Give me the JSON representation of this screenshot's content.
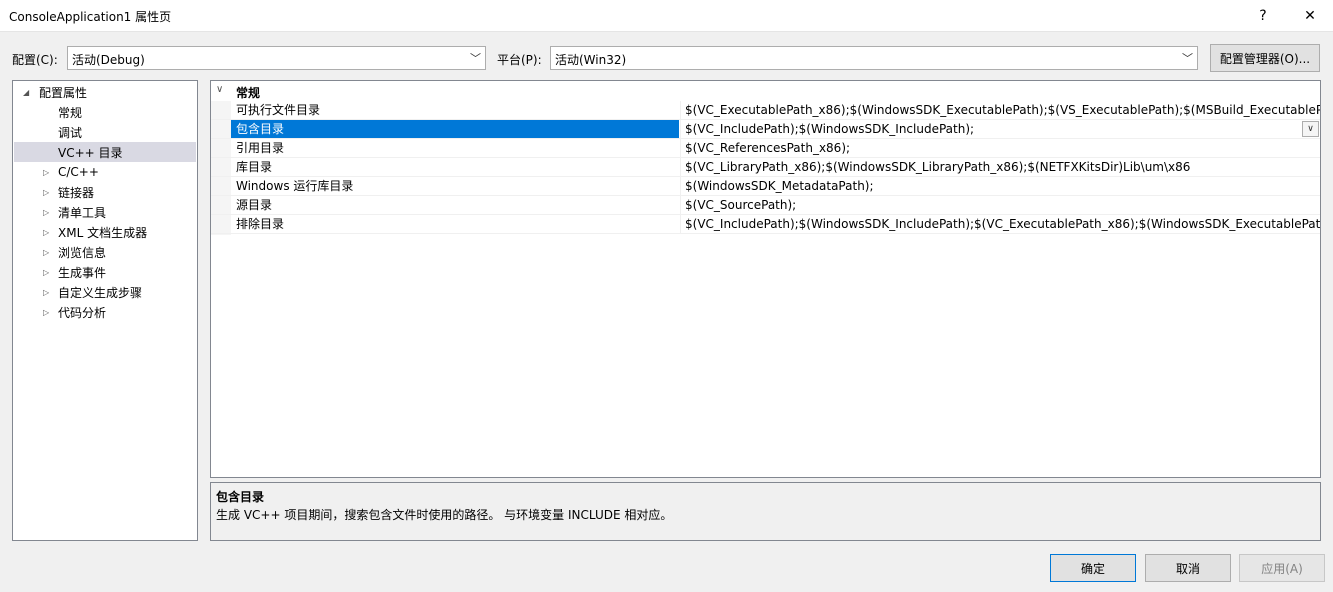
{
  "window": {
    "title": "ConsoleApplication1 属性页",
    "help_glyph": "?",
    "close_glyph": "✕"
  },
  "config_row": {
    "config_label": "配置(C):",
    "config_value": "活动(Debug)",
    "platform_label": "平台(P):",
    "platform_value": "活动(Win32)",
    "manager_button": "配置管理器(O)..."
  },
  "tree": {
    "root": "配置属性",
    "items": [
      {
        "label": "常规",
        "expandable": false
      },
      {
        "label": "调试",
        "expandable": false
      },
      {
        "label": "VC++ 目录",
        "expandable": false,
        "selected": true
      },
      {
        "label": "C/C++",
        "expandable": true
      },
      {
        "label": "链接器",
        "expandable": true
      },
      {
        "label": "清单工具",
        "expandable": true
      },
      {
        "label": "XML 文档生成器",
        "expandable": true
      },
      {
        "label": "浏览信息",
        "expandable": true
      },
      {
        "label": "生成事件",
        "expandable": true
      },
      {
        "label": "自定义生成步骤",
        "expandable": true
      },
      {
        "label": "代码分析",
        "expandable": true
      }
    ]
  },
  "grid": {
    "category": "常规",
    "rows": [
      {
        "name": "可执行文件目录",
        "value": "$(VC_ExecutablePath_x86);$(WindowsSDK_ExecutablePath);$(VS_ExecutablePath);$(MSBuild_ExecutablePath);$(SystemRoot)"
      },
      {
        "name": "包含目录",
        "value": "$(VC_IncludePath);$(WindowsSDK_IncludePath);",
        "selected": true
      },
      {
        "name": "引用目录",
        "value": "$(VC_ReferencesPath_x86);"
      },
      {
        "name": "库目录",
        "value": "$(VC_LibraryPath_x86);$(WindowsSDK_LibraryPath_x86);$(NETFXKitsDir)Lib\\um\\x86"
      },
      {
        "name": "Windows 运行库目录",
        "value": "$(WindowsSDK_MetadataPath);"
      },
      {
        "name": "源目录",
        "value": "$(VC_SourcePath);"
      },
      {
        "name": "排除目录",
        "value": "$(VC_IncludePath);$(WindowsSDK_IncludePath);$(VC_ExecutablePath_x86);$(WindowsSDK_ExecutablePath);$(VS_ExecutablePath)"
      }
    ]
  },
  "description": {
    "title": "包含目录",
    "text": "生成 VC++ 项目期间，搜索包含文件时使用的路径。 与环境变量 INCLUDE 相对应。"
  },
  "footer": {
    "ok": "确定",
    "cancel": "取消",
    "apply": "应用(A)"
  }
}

--

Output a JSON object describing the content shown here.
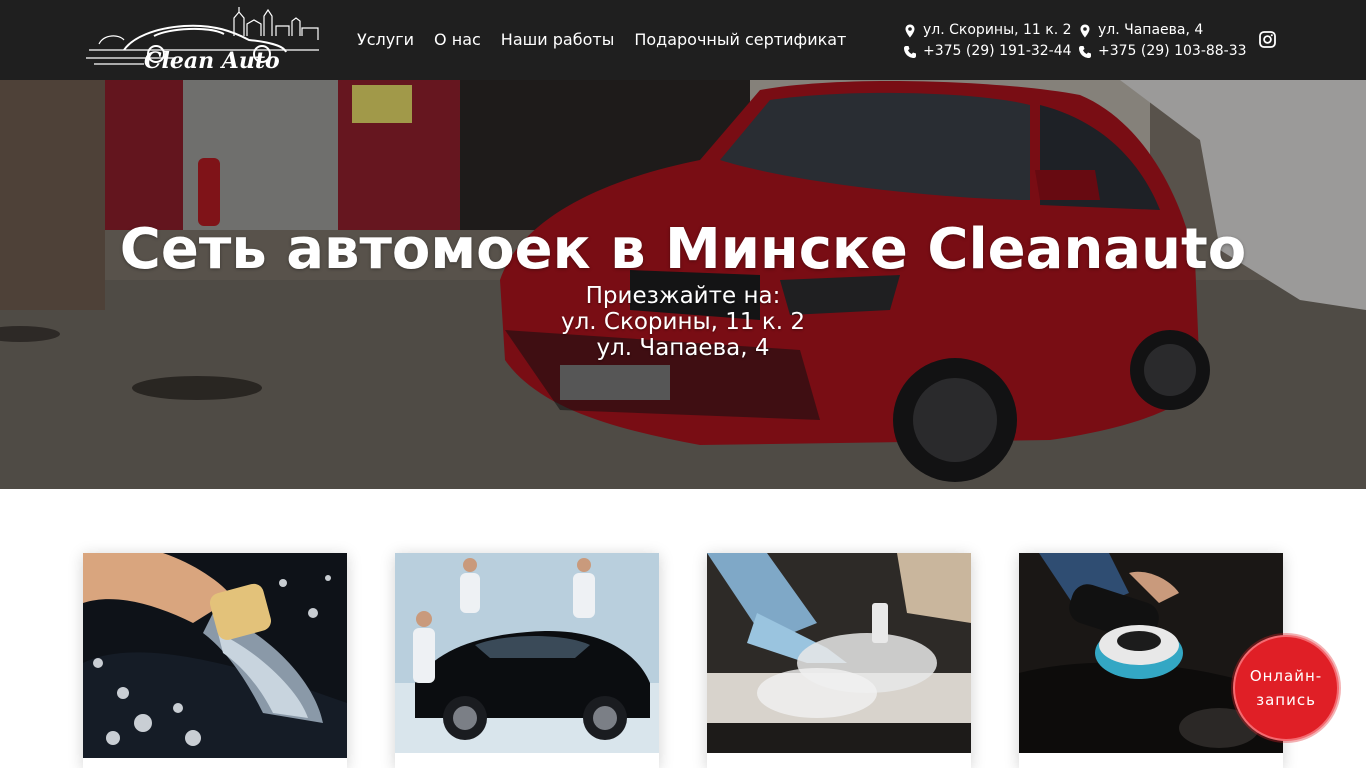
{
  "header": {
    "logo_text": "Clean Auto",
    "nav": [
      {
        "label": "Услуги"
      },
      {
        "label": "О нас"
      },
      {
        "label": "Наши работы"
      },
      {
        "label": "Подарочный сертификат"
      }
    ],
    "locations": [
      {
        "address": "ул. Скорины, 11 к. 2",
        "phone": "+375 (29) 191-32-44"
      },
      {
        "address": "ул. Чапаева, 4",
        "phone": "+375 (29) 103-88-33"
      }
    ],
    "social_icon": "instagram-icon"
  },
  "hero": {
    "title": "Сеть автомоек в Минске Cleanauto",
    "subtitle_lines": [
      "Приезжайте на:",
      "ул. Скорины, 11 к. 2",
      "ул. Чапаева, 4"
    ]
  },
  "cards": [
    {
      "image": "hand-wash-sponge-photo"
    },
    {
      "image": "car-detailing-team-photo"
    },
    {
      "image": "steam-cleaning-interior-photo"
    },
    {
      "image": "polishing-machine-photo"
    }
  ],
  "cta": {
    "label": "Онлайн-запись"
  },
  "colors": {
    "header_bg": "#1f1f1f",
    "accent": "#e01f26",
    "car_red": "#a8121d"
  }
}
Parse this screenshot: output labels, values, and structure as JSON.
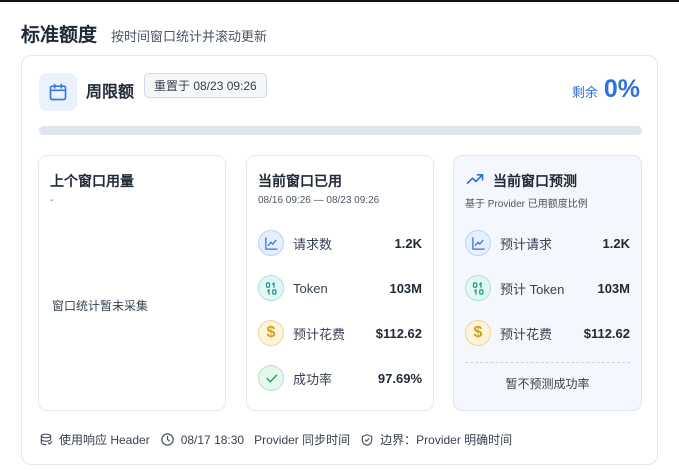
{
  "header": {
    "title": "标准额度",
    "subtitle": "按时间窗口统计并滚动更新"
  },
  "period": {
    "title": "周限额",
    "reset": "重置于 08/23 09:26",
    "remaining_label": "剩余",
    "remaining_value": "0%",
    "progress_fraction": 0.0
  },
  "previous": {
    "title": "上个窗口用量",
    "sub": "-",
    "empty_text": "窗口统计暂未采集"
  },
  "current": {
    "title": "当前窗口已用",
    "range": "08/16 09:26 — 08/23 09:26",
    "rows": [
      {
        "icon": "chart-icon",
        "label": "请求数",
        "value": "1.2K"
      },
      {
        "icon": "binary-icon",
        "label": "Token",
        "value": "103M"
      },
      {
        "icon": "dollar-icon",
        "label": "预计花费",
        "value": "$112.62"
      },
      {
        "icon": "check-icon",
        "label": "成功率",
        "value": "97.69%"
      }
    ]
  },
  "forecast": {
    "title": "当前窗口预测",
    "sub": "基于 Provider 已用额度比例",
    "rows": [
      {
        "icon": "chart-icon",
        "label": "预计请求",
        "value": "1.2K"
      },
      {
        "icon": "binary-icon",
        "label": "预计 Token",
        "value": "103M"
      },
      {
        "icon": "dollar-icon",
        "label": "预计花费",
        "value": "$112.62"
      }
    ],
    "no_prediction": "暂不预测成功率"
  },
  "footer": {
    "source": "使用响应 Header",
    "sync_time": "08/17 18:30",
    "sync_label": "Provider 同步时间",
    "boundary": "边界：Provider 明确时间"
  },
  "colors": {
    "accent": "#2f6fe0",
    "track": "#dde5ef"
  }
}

...

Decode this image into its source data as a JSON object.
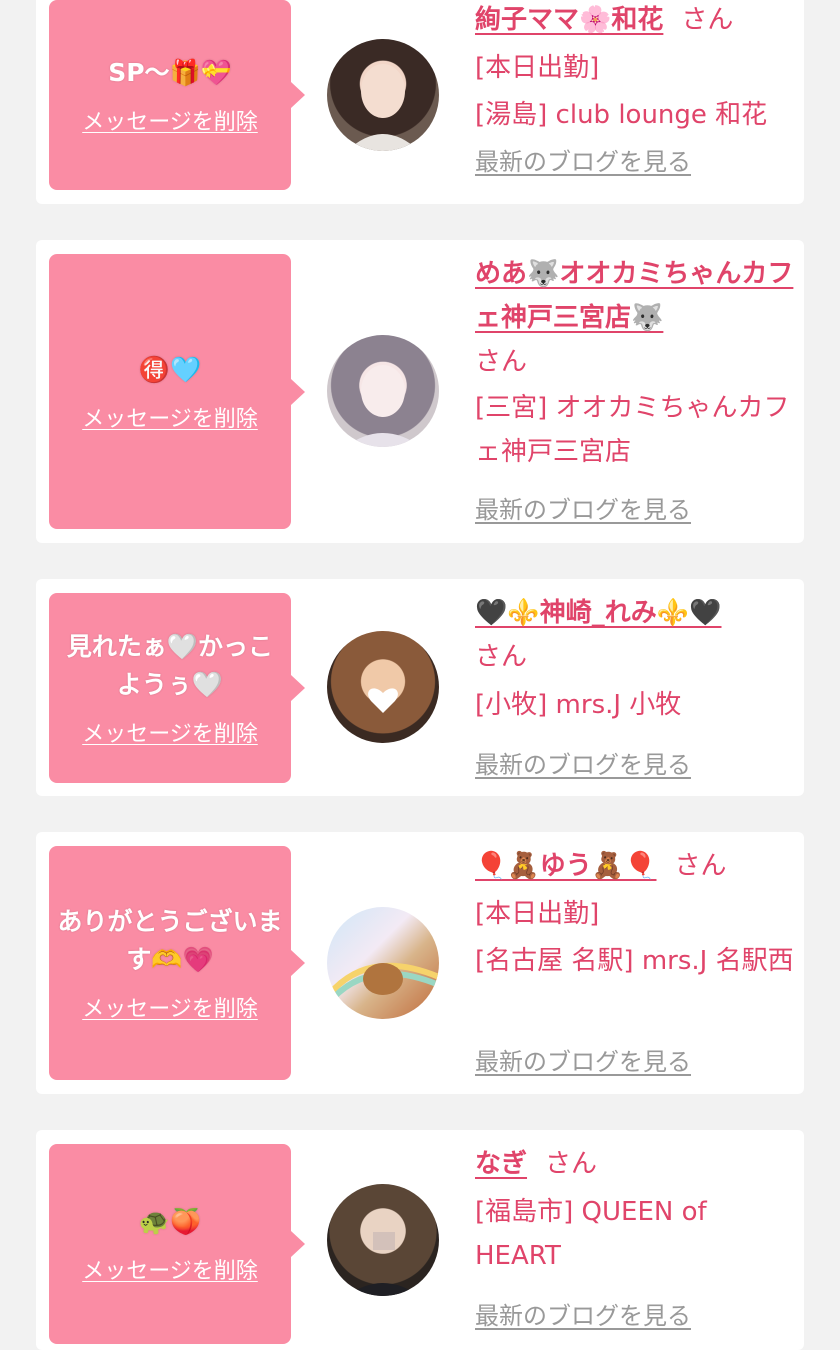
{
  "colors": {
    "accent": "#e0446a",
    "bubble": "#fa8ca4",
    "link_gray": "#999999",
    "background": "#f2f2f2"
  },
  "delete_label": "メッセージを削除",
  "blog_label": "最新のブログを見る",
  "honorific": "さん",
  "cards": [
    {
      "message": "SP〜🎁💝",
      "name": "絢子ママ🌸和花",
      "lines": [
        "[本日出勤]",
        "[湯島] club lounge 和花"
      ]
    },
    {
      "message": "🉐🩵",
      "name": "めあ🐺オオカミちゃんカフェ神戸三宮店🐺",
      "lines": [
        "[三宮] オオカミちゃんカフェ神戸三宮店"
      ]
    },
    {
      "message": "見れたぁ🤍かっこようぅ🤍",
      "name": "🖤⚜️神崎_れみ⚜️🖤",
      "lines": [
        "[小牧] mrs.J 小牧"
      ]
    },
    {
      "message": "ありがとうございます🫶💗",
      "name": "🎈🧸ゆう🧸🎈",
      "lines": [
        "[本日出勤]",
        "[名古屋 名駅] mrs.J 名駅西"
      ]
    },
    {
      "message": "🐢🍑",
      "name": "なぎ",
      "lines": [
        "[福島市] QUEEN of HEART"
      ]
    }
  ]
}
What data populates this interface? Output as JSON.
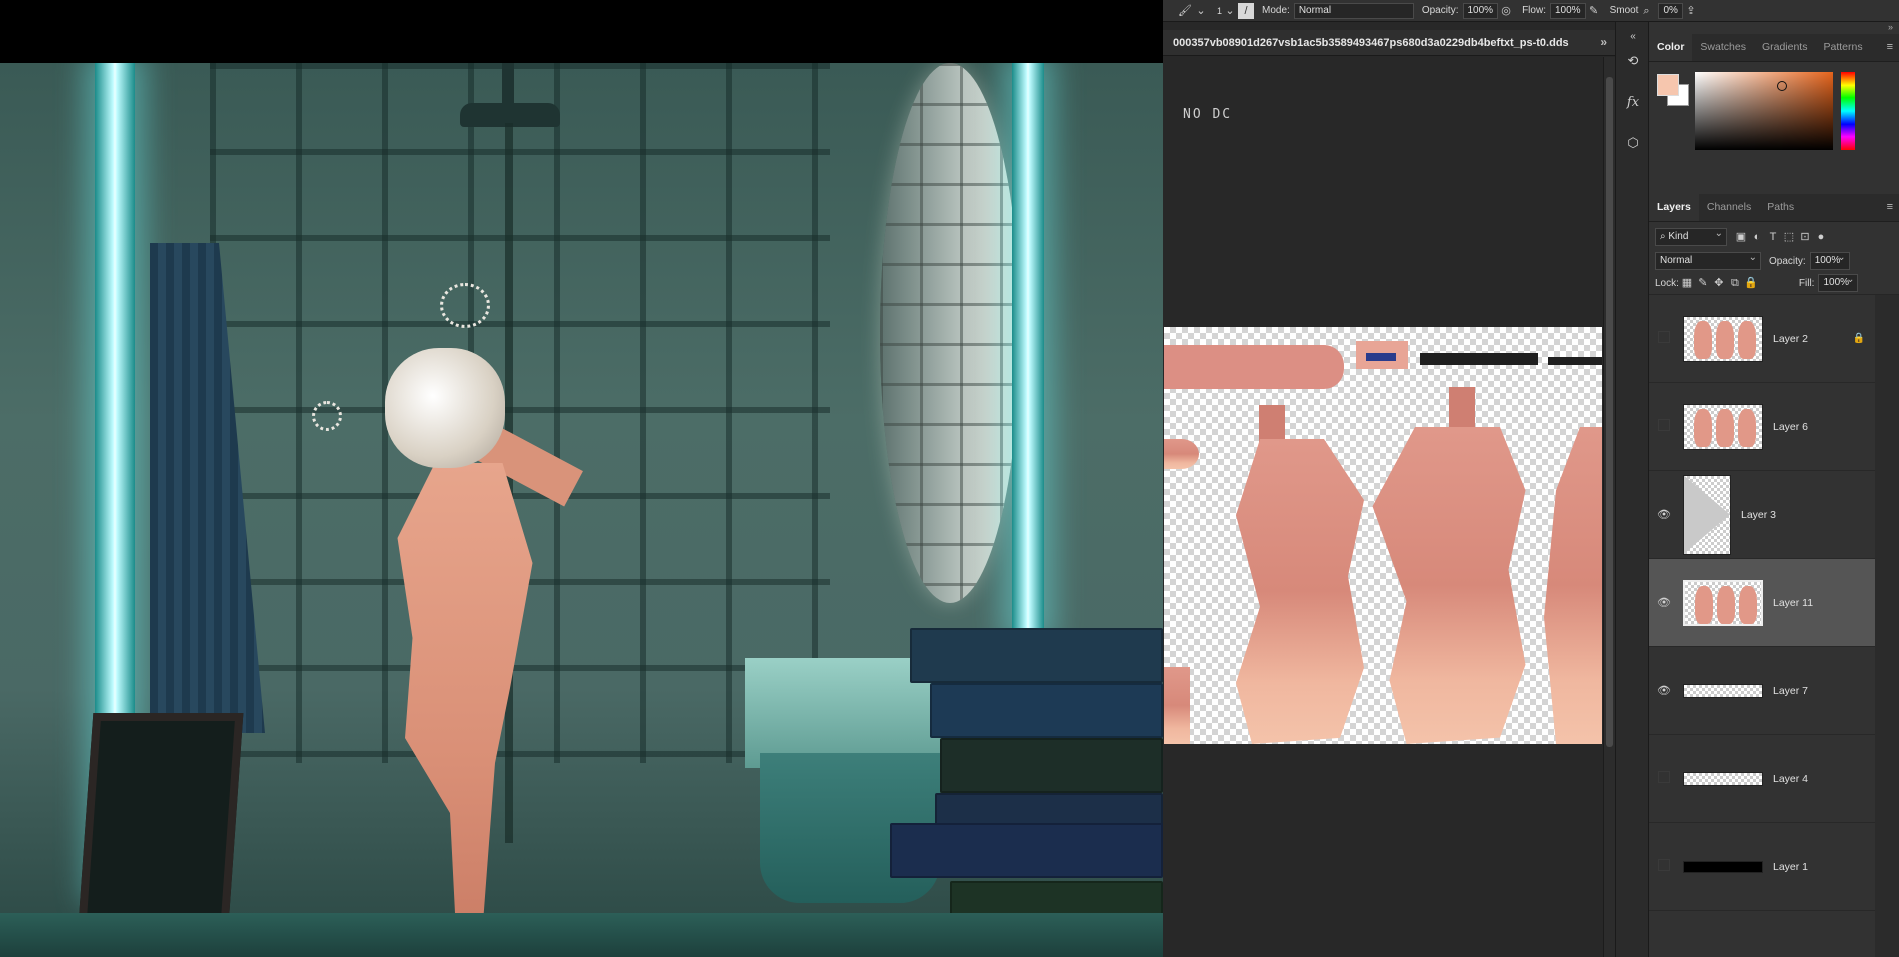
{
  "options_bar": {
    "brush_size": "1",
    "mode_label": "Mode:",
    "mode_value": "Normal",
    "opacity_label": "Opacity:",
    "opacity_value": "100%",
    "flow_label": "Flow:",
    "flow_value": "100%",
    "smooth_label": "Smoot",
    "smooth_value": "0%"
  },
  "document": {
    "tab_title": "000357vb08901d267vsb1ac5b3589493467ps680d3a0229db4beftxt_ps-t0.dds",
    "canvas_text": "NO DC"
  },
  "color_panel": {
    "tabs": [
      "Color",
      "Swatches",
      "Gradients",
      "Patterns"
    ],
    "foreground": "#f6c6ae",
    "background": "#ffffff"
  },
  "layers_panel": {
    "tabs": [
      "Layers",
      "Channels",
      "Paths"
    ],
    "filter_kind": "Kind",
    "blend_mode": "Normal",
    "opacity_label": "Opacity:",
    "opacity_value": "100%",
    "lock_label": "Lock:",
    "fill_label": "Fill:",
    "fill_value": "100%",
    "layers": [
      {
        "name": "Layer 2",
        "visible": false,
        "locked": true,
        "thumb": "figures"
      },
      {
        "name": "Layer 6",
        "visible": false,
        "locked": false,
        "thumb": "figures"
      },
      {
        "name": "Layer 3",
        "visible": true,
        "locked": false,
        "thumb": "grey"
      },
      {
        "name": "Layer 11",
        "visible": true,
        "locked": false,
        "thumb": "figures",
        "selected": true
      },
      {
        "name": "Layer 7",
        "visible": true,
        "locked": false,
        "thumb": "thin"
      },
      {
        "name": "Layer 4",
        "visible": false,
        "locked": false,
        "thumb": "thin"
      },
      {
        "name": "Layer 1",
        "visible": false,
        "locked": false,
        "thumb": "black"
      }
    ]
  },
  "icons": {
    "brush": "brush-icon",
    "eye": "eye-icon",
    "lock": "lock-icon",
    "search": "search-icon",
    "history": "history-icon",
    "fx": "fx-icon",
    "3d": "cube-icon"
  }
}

— Exercise prompt —
Copy out each line of the data containing the string "phone".

— The output —
        "phone": "+375 (29) 191-32-44"
        "phone": "+375 (29) 103-88-33"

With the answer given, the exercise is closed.